Request -> Extract the complete data exactly as given.

Information supplied ->

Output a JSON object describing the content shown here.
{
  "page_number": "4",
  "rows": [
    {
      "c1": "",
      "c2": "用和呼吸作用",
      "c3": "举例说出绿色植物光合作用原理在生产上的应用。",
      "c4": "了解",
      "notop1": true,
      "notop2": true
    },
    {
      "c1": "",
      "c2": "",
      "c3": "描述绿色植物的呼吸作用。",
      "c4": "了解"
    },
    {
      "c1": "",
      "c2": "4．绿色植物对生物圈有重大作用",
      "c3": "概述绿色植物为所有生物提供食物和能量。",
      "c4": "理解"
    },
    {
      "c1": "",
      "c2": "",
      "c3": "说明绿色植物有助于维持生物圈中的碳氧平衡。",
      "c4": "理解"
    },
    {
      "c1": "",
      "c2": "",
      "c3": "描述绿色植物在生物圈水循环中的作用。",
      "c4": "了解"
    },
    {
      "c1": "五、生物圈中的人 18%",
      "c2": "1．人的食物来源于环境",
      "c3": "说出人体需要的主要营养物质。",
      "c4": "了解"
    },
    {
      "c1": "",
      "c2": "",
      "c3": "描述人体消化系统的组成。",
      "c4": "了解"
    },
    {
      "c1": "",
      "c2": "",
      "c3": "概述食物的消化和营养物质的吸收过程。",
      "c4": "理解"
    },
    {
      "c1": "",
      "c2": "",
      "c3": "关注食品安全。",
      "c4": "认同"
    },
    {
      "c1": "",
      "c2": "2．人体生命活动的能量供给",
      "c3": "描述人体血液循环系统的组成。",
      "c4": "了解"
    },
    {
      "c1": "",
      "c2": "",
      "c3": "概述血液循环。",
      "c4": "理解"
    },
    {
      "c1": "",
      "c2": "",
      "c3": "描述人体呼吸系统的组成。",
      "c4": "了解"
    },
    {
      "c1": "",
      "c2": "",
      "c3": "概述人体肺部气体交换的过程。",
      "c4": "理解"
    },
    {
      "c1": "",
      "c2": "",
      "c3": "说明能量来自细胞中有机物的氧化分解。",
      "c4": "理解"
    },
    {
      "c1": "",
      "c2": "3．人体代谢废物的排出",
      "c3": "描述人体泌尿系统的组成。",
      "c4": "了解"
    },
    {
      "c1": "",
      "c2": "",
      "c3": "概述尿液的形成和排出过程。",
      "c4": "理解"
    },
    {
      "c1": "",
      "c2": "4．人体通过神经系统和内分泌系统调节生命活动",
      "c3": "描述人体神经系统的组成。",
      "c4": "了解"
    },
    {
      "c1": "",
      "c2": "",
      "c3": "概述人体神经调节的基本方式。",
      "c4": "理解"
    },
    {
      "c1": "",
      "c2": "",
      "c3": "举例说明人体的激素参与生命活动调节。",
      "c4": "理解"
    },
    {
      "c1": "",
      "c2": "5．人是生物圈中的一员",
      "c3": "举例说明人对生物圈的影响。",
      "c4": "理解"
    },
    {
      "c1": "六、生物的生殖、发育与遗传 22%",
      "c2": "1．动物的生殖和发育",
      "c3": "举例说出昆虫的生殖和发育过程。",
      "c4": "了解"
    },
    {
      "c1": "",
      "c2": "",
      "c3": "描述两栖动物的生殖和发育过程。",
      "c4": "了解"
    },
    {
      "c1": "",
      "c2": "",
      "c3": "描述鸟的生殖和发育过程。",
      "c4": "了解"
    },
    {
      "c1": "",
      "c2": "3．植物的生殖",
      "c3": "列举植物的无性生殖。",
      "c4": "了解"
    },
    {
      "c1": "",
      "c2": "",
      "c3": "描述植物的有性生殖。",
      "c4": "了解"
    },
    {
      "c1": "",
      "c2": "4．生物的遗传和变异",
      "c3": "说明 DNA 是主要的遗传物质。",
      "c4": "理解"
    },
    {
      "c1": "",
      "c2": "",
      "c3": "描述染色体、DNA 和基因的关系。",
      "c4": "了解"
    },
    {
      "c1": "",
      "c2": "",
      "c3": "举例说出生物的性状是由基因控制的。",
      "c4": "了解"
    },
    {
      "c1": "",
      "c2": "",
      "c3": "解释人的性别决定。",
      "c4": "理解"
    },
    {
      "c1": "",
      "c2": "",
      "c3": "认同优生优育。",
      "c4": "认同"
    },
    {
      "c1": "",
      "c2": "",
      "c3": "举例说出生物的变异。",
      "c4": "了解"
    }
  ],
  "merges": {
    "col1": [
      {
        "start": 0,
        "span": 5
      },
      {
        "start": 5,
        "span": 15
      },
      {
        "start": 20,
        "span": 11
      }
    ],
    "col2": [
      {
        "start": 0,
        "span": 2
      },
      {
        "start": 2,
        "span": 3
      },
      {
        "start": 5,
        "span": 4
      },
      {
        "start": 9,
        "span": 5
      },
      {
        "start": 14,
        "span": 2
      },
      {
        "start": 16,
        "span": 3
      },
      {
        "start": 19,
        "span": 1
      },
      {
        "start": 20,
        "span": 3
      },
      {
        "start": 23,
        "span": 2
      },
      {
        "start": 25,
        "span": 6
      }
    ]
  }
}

Response below ->
Output a JSON object describing the content shown here.
{
  "page_number": "4",
  "rows": [
    {
      "c1": "",
      "c2": "用和呼吸作用",
      "c3": "举例说出绿色植物光合作用原理在生产上的应用。",
      "c4": "了解",
      "notop1": true,
      "notop2": true
    },
    {
      "c1": "",
      "c2": "",
      "c3": "描述绿色植物的呼吸作用。",
      "c4": "了解"
    },
    {
      "c1": "",
      "c2": "4．绿色植物对生物圈有重大作用",
      "c3": "概述绿色植物为所有生物提供食物和能量。",
      "c4": "理解"
    },
    {
      "c1": "",
      "c2": "",
      "c3": "说明绿色植物有助于维持生物圈中的碳氧平衡。",
      "c4": "理解"
    },
    {
      "c1": "",
      "c2": "",
      "c3": "描述绿色植物在生物圈水循环中的作用。",
      "c4": "了解"
    },
    {
      "c1": "五、生物圈中的人 18%",
      "c2": "1．人的食物来源于环境",
      "c3": "说出人体需要的主要营养物质。",
      "c4": "了解"
    },
    {
      "c1": "",
      "c2": "",
      "c3": "描述人体消化系统的组成。",
      "c4": "了解"
    },
    {
      "c1": "",
      "c2": "",
      "c3": "概述食物的消化和营养物质的吸收过程。",
      "c4": "理解"
    },
    {
      "c1": "",
      "c2": "",
      "c3": "关注食品安全。",
      "c4": "认同"
    },
    {
      "c1": "",
      "c2": "2．人体生命活动的能量供给",
      "c3": "描述人体血液循环系统的组成。",
      "c4": "了解"
    },
    {
      "c1": "",
      "c2": "",
      "c3": "概述血液循环。",
      "c4": "理解"
    },
    {
      "c1": "",
      "c2": "",
      "c3": "描述人体呼吸系统的组成。",
      "c4": "了解"
    },
    {
      "c1": "",
      "c2": "",
      "c3": "概述人体肺部气体交换的过程。",
      "c4": "理解"
    },
    {
      "c1": "",
      "c2": "",
      "c3": "说明能量来自细胞中有机物的氧化分解。",
      "c4": "理解"
    },
    {
      "c1": "",
      "c2": "3．人体代谢废物的排出",
      "c3": "描述人体泌尿系统的组成。",
      "c4": "了解"
    },
    {
      "c1": "",
      "c2": "",
      "c3": "概述尿液的形成和排出过程。",
      "c4": "理解"
    },
    {
      "c1": "",
      "c2": "4．人体通过神经系统和内分泌系统调节生命活动",
      "c3": "描述人体神经系统的组成。",
      "c4": "了解"
    },
    {
      "c1": "",
      "c2": "",
      "c3": "概述人体神经调节的基本方式。",
      "c4": "理解"
    },
    {
      "c1": "",
      "c2": "",
      "c3": "举例说明人体的激素参与生命活动调节。",
      "c4": "理解"
    },
    {
      "c1": "",
      "c2": "5．人是生物圈中的一员",
      "c3": "举例说明人对生物圈的影响。",
      "c4": "理解"
    },
    {
      "c1": "六、生物的生殖、发育与遗传 22%",
      "c2": "1．动物的生殖和发育",
      "c3": "举例说出昆虫的生殖和发育过程。",
      "c4": "了解"
    },
    {
      "c1": "",
      "c2": "",
      "c3": "描述两栖动物的生殖和发育过程。",
      "c4": "了解"
    },
    {
      "c1": "",
      "c2": "",
      "c3": "描述鸟的生殖和发育过程。",
      "c4": "了解"
    },
    {
      "c1": "",
      "c2": "3．植物的生殖",
      "c3": "列举植物的无性生殖。",
      "c4": "了解"
    },
    {
      "c1": "",
      "c2": "",
      "c3": "描述植物的有性生殖。",
      "c4": "了解"
    },
    {
      "c1": "",
      "c2": "4．生物的遗传和变异",
      "c3": "说明 DNA 是主要的遗传物质。",
      "c4": "理解"
    },
    {
      "c1": "",
      "c2": "",
      "c3": "描述染色体、DNA 和基因的关系。",
      "c4": "了解"
    },
    {
      "c1": "",
      "c2": "",
      "c3": "举例说出生物的性状是由基因控制的。",
      "c4": "了解"
    },
    {
      "c1": "",
      "c2": "",
      "c3": "解释人的性别决定。",
      "c4": "理解"
    },
    {
      "c1": "",
      "c2": "",
      "c3": "认同优生优育。",
      "c4": "认同"
    },
    {
      "c1": "",
      "c2": "",
      "c3": "举例说出生物的变异。",
      "c4": "了解"
    }
  ],
  "merges": {
    "col1": [
      {
        "start": 0,
        "span": 5
      },
      {
        "start": 5,
        "span": 15
      },
      {
        "start": 20,
        "span": 11
      }
    ],
    "col2": [
      {
        "start": 0,
        "span": 2
      },
      {
        "start": 2,
        "span": 3
      },
      {
        "start": 5,
        "span": 4
      },
      {
        "start": 9,
        "span": 5
      },
      {
        "start": 14,
        "span": 2
      },
      {
        "start": 16,
        "span": 3
      },
      {
        "start": 19,
        "span": 1
      },
      {
        "start": 20,
        "span": 3
      },
      {
        "start": 23,
        "span": 2
      },
      {
        "start": 25,
        "span": 6
      }
    ]
  }
}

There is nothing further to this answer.